-- Begin DATA LINES --

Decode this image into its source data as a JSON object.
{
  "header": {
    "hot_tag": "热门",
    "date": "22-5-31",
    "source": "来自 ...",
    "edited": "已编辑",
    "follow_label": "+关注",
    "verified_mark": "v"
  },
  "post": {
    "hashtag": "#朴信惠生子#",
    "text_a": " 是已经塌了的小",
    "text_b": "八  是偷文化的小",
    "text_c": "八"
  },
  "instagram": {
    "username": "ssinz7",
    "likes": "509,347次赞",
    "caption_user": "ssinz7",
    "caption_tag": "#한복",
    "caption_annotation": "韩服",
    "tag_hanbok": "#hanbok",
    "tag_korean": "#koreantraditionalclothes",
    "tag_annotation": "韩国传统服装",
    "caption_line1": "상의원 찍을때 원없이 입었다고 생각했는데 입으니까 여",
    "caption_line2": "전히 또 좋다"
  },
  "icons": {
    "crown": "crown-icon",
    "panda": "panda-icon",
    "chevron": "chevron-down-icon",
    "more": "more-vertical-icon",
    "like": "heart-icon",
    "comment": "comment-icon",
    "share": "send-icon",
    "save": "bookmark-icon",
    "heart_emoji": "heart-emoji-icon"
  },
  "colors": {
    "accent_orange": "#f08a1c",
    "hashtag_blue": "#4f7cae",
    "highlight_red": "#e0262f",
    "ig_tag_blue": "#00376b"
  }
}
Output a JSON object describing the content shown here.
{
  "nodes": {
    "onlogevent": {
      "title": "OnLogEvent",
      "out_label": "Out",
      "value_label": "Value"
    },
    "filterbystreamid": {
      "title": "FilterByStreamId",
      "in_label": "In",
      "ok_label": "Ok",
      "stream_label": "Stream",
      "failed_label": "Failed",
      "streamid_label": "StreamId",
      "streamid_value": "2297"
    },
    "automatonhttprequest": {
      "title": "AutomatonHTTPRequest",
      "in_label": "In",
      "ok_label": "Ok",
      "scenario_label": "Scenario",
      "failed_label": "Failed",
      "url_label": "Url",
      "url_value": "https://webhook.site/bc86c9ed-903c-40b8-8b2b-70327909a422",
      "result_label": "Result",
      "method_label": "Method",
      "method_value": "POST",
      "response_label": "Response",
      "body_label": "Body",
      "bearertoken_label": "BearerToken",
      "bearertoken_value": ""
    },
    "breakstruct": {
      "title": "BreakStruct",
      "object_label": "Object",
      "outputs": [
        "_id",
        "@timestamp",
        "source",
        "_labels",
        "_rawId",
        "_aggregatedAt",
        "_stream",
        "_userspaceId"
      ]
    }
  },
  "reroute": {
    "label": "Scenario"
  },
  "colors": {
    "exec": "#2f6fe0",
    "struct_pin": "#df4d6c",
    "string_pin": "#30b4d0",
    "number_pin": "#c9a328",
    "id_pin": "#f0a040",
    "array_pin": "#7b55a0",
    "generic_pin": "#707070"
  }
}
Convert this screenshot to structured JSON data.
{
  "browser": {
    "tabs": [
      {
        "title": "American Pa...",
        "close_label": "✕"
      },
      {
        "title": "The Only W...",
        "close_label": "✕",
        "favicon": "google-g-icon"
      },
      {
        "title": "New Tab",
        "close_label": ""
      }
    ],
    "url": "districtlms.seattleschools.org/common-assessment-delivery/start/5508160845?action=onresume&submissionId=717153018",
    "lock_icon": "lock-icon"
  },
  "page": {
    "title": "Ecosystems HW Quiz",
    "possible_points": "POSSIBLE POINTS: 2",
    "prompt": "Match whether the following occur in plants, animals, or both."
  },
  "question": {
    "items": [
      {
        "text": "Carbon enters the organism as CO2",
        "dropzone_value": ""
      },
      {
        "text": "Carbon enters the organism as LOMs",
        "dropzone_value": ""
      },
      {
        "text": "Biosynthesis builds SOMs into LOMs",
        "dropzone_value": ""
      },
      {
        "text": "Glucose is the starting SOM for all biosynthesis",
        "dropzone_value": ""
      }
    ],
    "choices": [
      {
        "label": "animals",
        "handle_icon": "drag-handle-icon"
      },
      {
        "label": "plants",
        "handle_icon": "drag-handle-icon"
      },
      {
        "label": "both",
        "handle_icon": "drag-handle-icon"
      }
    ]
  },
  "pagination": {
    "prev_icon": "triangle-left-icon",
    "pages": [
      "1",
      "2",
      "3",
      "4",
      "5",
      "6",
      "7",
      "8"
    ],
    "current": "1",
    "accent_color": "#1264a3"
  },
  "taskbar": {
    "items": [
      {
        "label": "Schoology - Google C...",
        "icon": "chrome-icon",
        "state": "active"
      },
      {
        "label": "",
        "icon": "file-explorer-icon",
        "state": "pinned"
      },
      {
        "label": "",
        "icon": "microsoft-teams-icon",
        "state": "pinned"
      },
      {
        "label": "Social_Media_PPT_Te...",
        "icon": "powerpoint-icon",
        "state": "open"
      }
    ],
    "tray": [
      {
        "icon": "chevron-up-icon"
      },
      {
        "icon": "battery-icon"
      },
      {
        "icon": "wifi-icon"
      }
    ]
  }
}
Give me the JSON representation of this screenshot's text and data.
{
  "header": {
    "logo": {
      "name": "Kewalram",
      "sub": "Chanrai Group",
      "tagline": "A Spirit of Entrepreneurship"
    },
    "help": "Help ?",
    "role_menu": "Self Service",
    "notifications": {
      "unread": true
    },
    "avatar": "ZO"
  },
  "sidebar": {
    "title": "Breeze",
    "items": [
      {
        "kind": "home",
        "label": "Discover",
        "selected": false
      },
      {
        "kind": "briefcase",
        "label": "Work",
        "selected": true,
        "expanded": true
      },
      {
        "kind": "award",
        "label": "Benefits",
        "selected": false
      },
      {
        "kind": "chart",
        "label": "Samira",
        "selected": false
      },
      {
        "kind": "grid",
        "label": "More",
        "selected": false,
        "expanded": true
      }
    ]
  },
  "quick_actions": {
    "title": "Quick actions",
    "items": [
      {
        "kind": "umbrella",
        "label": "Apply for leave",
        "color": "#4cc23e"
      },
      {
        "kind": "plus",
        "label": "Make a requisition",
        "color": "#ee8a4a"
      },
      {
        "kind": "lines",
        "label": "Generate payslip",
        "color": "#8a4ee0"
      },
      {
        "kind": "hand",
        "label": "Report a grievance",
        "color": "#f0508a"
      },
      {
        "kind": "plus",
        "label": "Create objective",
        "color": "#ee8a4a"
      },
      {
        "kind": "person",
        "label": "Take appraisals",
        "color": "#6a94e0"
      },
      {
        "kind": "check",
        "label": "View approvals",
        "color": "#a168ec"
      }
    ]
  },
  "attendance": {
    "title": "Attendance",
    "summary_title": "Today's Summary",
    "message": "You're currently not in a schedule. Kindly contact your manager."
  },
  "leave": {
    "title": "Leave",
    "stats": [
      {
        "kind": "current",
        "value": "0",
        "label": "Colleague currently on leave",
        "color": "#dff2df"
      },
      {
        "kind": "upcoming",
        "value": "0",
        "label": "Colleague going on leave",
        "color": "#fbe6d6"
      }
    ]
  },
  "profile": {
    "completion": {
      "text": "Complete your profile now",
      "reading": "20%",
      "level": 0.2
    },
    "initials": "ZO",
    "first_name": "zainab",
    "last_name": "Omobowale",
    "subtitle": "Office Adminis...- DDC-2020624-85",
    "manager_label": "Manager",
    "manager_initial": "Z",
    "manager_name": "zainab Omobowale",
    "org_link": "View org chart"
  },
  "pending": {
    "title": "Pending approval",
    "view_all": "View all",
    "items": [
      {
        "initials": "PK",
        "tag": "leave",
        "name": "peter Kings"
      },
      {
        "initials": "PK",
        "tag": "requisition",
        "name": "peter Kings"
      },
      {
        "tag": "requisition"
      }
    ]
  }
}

-- End DATA LINES --

# JOB
Each line must be given again exactly as written above.

# ANSWER TO THE PROBLEM
Decode this image into its source data as a JSON object.
{
  "header": {
    "hot_tag": "热门",
    "date": "22-5-31",
    "source": "来自 ...",
    "edited": "已编辑",
    "follow_label": "+关注",
    "verified_mark": "v"
  },
  "post": {
    "hashtag": "#朴信惠生子#",
    "text_a": " 是已经塌了的小",
    "text_b": "八  是偷文化的小",
    "text_c": "八"
  },
  "instagram": {
    "username": "ssinz7",
    "likes": "509,347次赞",
    "caption_user": "ssinz7",
    "caption_tag": "#한복",
    "caption_annotation": "韩服",
    "tag_hanbok": "#hanbok",
    "tag_korean": "#koreantraditionalclothes",
    "tag_annotation": "韩国传统服装",
    "caption_line1": "상의원 찍을때 원없이 입었다고 생각했는데 입으니까 여",
    "caption_line2": "전히 또 좋다"
  },
  "icons": {
    "crown": "crown-icon",
    "panda": "panda-icon",
    "chevron": "chevron-down-icon",
    "more": "more-vertical-icon",
    "like": "heart-icon",
    "comment": "comment-icon",
    "share": "send-icon",
    "save": "bookmark-icon",
    "heart_emoji": "heart-emoji-icon"
  },
  "colors": {
    "accent_orange": "#f08a1c",
    "hashtag_blue": "#4f7cae",
    "highlight_red": "#e0262f",
    "ig_tag_blue": "#00376b"
  }
}
Output a JSON object describing the content shown here.
{
  "nodes": {
    "onlogevent": {
      "title": "OnLogEvent",
      "out_label": "Out",
      "value_label": "Value"
    },
    "filterbystreamid": {
      "title": "FilterByStreamId",
      "in_label": "In",
      "ok_label": "Ok",
      "stream_label": "Stream",
      "failed_label": "Failed",
      "streamid_label": "StreamId",
      "streamid_value": "2297"
    },
    "automatonhttprequest": {
      "title": "AutomatonHTTPRequest",
      "in_label": "In",
      "ok_label": "Ok",
      "scenario_label": "Scenario",
      "failed_label": "Failed",
      "url_label": "Url",
      "url_value": "https://webhook.site/bc86c9ed-903c-40b8-8b2b-70327909a422",
      "result_label": "Result",
      "method_label": "Method",
      "method_value": "POST",
      "response_label": "Response",
      "body_label": "Body",
      "bearertoken_label": "BearerToken",
      "bearertoken_value": ""
    },
    "breakstruct": {
      "title": "BreakStruct",
      "object_label": "Object",
      "outputs": [
        "_id",
        "@timestamp",
        "source",
        "_labels",
        "_rawId",
        "_aggregatedAt",
        "_stream",
        "_userspaceId"
      ]
    }
  },
  "reroute": {
    "label": "Scenario"
  },
  "colors": {
    "exec": "#2f6fe0",
    "struct_pin": "#df4d6c",
    "string_pin": "#30b4d0",
    "number_pin": "#c9a328",
    "id_pin": "#f0a040",
    "array_pin": "#7b55a0",
    "generic_pin": "#707070"
  }
}
Convert this screenshot to structured JSON data.
{
  "browser": {
    "tabs": [
      {
        "title": "American Pa...",
        "close_label": "✕"
      },
      {
        "title": "The Only W...",
        "close_label": "✕",
        "favicon": "google-g-icon"
      },
      {
        "title": "New Tab",
        "close_label": ""
      }
    ],
    "url": "districtlms.seattleschools.org/common-assessment-delivery/start/5508160845?action=onresume&submissionId=717153018",
    "lock_icon": "lock-icon"
  },
  "page": {
    "title": "Ecosystems HW Quiz",
    "possible_points": "POSSIBLE POINTS: 2",
    "prompt": "Match whether the following occur in plants, animals, or both."
  },
  "question": {
    "items": [
      {
        "text": "Carbon enters the organism as CO2",
        "dropzone_value": ""
      },
      {
        "text": "Carbon enters the organism as LOMs",
        "dropzone_value": ""
      },
      {
        "text": "Biosynthesis builds SOMs into LOMs",
        "dropzone_value": ""
      },
      {
        "text": "Glucose is the starting SOM for all biosynthesis",
        "dropzone_value": ""
      }
    ],
    "choices": [
      {
        "label": "animals",
        "handle_icon": "drag-handle-icon"
      },
      {
        "label": "plants",
        "handle_icon": "drag-handle-icon"
      },
      {
        "label": "both",
        "handle_icon": "drag-handle-icon"
      }
    ]
  },
  "pagination": {
    "prev_icon": "triangle-left-icon",
    "pages": [
      "1",
      "2",
      "3",
      "4",
      "5",
      "6",
      "7",
      "8"
    ],
    "current": "1",
    "accent_color": "#1264a3"
  },
  "taskbar": {
    "items": [
      {
        "label": "Schoology - Google C...",
        "icon": "chrome-icon",
        "state": "active"
      },
      {
        "label": "",
        "icon": "file-explorer-icon",
        "state": "pinned"
      },
      {
        "label": "",
        "icon": "microsoft-teams-icon",
        "state": "pinned"
      },
      {
        "label": "Social_Media_PPT_Te...",
        "icon": "powerpoint-icon",
        "state": "open"
      }
    ],
    "tray": [
      {
        "icon": "chevron-up-icon"
      },
      {
        "icon": "battery-icon"
      },
      {
        "icon": "wifi-icon"
      }
    ]
  }
}
Give me the JSON representation of this screenshot's text and data.
{
  "header": {
    "logo": {
      "name": "Kewalram",
      "sub": "Chanrai Group",
      "tagline": "A Spirit of Entrepreneurship"
    },
    "help": "Help ?",
    "role_menu": "Self Service",
    "notifications": {
      "unread": true
    },
    "avatar": "ZO"
  },
  "sidebar": {
    "title": "Breeze",
    "items": [
      {
        "kind": "home",
        "label": "Discover",
        "selected": false
      },
      {
        "kind": "briefcase",
        "label": "Work",
        "selected": true,
        "expanded": true
      },
      {
        "kind": "award",
        "label": "Benefits",
        "selected": false
      },
      {
        "kind": "chart",
        "label": "Samira",
        "selected": false
      },
      {
        "kind": "grid",
        "label": "More",
        "selected": false,
        "expanded": true
      }
    ]
  },
  "quick_actions": {
    "title": "Quick actions",
    "items": [
      {
        "kind": "umbrella",
        "label": "Apply for leave",
        "color": "#4cc23e"
      },
      {
        "kind": "plus",
        "label": "Make a requisition",
        "color": "#ee8a4a"
      },
      {
        "kind": "lines",
        "label": "Generate payslip",
        "color": "#8a4ee0"
      },
      {
        "kind": "hand",
        "label": "Report a grievance",
        "color": "#f0508a"
      },
      {
        "kind": "plus",
        "label": "Create objective",
        "color": "#ee8a4a"
      },
      {
        "kind": "person",
        "label": "Take appraisals",
        "color": "#6a94e0"
      },
      {
        "kind": "check",
        "label": "View approvals",
        "color": "#a168ec"
      }
    ]
  },
  "attendance": {
    "title": "Attendance",
    "summary_title": "Today's Summary",
    "message": "You're currently not in a schedule. Kindly contact your manager."
  },
  "leave": {
    "title": "Leave",
    "stats": [
      {
        "kind": "current",
        "value": "0",
        "label": "Colleague currently on leave",
        "color": "#dff2df"
      },
      {
        "kind": "upcoming",
        "value": "0",
        "label": "Colleague going on leave",
        "color": "#fbe6d6"
      }
    ]
  },
  "profile": {
    "completion": {
      "text": "Complete your profile now",
      "reading": "20%",
      "level": 0.2
    },
    "initials": "ZO",
    "first_name": "zainab",
    "last_name": "Omobowale",
    "subtitle": "Office Adminis...- DDC-2020624-85",
    "manager_label": "Manager",
    "manager_initial": "Z",
    "manager_name": "zainab Omobowale",
    "org_link": "View org chart"
  },
  "pending": {
    "title": "Pending approval",
    "view_all": "View all",
    "items": [
      {
        "initials": "PK",
        "tag": "leave",
        "name": "peter Kings"
      },
      {
        "initials": "PK",
        "tag": "requisition",
        "name": "peter Kings"
      },
      {
        "tag": "requisition"
      }
    ]
  }
}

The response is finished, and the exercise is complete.